Por supuesto, cualquier mecánica es tan buena como los límites que se le impongan. Como buen ejemplo de ello, el parpadeo de Infernium está acotado tanto espacial como temporalmente, y solo podremos desplazarnos a una distancia máxima fijada y tras un par de segundos de carga. La primera barrera tiene su mayor consecuencia en el terreno de la exploración, condicionando las maneras —siempre hay más de una— en que podemos llegar allí donde la curiosidad exija; la segunda resuena con los tramos más tensos de la travesía, esos en los que nos topamos con alguno de los muchos peligros que Infernium oculta.

Y es que se trata de una marcha llena de amenazas. Tras los primeros quiebros, el jugador aprende a desconfiar de cada esquina. Guiados por los orbes de luz que tachonan todo Infernium —que hacen las veces tanto de energía recolectable como de frontera para los escenarios—, progresamos de desafío en desafío, al tiempo que evitamos un ejército de enemigos despiadados e inmisericordes. La ausencia de mecánicas de combate hace que nuestra única posibilidad de supervivencia sea la huida, servirnos del entorno de la manera más óptima y poner distancia con los adversarios en unas frenéticas carreras al estilo Pacman (Namco, 1980), en las que prima más el cerebro que las piernas.

◆ ◆ ◆

Actividades:
A – Según el texto sobre Infernium, ¿cuánto tiempo de carga necesita el parpadeo antes de poder desplazarnos?
B – Transcribe del texto sobre Infernium todo lo que va desde "Y es que se" hasta "que las piernas.".
C – Traduce al inglés esta oración del texto sobre Infernium: "Tras los primeros quiebros, el jugador aprende a desconfiar de cada esquina."
Para este ejercicio no hace falta consultar los datos.

Datos extraídos:
◆ ◆ ◆

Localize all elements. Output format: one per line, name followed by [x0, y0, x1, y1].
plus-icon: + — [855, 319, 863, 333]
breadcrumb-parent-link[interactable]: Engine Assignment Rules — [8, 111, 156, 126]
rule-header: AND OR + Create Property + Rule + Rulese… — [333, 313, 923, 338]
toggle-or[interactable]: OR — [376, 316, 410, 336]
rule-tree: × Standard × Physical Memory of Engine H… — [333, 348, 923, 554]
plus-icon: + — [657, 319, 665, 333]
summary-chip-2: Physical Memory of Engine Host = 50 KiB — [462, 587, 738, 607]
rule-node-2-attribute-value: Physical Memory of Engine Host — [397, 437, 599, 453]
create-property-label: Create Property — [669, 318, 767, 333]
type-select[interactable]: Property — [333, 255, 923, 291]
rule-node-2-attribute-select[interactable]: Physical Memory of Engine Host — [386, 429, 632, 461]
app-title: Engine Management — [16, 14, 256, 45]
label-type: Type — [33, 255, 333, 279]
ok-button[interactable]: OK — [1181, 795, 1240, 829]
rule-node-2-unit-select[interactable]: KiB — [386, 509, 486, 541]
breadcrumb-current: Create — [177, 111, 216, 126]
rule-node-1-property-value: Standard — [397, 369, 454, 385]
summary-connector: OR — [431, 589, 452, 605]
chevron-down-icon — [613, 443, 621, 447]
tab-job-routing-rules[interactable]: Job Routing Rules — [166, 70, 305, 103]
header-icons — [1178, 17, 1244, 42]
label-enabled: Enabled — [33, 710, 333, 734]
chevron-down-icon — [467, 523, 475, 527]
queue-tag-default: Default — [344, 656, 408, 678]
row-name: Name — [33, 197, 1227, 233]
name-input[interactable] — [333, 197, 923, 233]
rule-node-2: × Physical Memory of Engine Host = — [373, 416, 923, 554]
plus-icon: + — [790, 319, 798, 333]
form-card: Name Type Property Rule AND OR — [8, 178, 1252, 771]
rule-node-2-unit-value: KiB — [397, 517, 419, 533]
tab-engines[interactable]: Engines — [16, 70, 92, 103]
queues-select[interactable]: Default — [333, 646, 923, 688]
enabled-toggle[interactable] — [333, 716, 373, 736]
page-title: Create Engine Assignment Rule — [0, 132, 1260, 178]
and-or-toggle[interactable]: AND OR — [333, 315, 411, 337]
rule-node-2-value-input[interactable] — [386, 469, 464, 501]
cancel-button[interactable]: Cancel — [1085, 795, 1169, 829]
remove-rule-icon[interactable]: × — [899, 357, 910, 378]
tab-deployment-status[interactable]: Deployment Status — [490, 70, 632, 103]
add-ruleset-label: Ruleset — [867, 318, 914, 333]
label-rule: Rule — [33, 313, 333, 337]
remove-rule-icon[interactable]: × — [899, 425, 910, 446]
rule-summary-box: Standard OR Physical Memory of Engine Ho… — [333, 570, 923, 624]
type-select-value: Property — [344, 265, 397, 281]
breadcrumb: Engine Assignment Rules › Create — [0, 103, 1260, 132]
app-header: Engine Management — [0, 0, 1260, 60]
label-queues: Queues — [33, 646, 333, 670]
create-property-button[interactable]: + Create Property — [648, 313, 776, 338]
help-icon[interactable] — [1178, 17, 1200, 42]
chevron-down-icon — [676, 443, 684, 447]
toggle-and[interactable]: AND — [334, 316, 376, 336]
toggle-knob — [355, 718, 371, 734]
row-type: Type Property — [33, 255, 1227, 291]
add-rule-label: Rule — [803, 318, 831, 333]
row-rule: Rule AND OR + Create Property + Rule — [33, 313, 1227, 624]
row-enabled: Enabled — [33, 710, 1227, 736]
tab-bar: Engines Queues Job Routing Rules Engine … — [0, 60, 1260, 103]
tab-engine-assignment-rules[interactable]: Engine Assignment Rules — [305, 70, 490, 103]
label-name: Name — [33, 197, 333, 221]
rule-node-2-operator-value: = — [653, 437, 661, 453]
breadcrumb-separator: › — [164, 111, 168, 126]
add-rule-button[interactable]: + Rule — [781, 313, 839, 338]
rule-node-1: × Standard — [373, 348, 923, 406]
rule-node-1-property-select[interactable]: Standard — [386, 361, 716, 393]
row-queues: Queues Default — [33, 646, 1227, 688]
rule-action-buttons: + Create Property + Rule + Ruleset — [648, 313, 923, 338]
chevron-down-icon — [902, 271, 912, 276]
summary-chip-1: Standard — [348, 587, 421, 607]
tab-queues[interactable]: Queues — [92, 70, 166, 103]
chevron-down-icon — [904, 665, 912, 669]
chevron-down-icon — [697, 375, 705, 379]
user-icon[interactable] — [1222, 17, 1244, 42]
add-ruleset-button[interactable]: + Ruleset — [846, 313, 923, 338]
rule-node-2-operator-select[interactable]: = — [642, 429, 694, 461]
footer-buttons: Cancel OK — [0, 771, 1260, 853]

◆ ◆ ◆

Soluciones:
A – Un par de segundos.

B –
Y es que se trata de una marcha llena de amenazas. Tras los primeros quiebros, el jugador aprende a desconfiar de cada esquina. Guiados por los orbes de luz que tachonan todo Infernium —que hacen las veces tanto de energía recolectable como de frontera para los escenarios—, progresamos de desafío en desafío, al tiempo que evitamos un ejército de enemigos despiadados e inmisericordes. La ausencia de mecánicas de combate hace que nuestra única posibilidad de supervivencia sea la huida, servirnos del entorno de la manera más óptima y poner distancia con los adversarios en unas frenéticas carreras al estilo Pacman (Namco, 1980), en las que prima más el cerebro que las piernas.

C – After the first twists and turns, the player learns to distrust every corner.